**DIRECTIONS:** Each line of the material must be repeated precisely, with the pictures left out.
===== GIVEN ENTRIES =====
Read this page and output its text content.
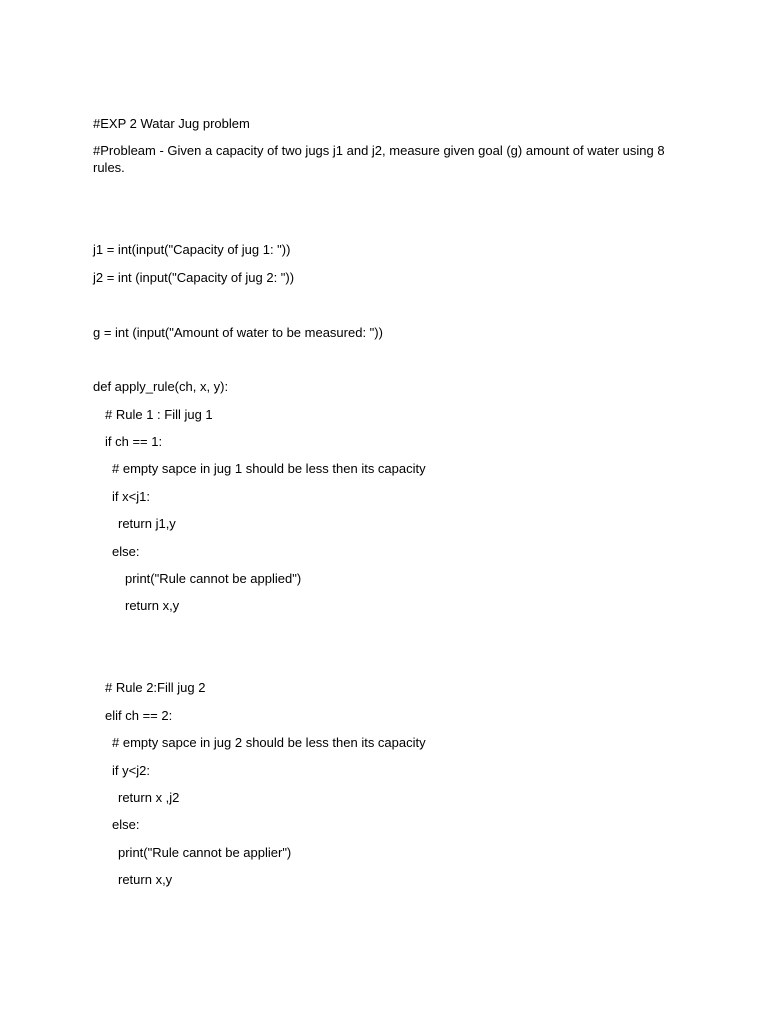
#EXP 2 Watar Jug problem
#Probleam - Given a capacity of two jugs j1 and j2, measure given goal (g) amount of water using 8 rules.
j1 = int(input("Capacity of jug 1: "))
j2 = int (input("Capacity of jug 2: "))
g = int (input("Amount of water to be measured: "))
def apply_rule(ch, x, y):
# Rule 1 : Fill jug 1
if ch == 1:
# empty sapce in jug 1 should be less then its capacity
if x<j1:
return j1,y
else:
print("Rule cannot be applied")
return x,y
# Rule 2:Fill jug 2
elif ch == 2:
# empty sapce in jug 2 should be less then its capacity
if y<j2:
return x ,j2
else:
print("Rule cannot be applier")
return x,y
=====
**TASK OUTPUT:**
Read this page and output its text content.
#EXP 2 Watar Jug problem
#Probleam - Given a capacity of two jugs j1 and j2, measure given goal (g) amount of water using 8 rules.
j1 = int(input("Capacity of jug 1: "))
j2 = int (input("Capacity of jug 2: "))
g = int (input("Amount of water to be measured: "))
def apply_rule(ch, x, y):
# Rule 1 : Fill jug 1
if ch == 1:
# empty sapce in jug 1 should be less then its capacity
if x<j1:
return j1,y
else:
print("Rule cannot be applied")
return x,y
# Rule 2:Fill jug 2
elif ch == 2:
# empty sapce in jug 2 should be less then its capacity
if y<j2:
return x ,j2
else:
print("Rule cannot be applier")
return x,y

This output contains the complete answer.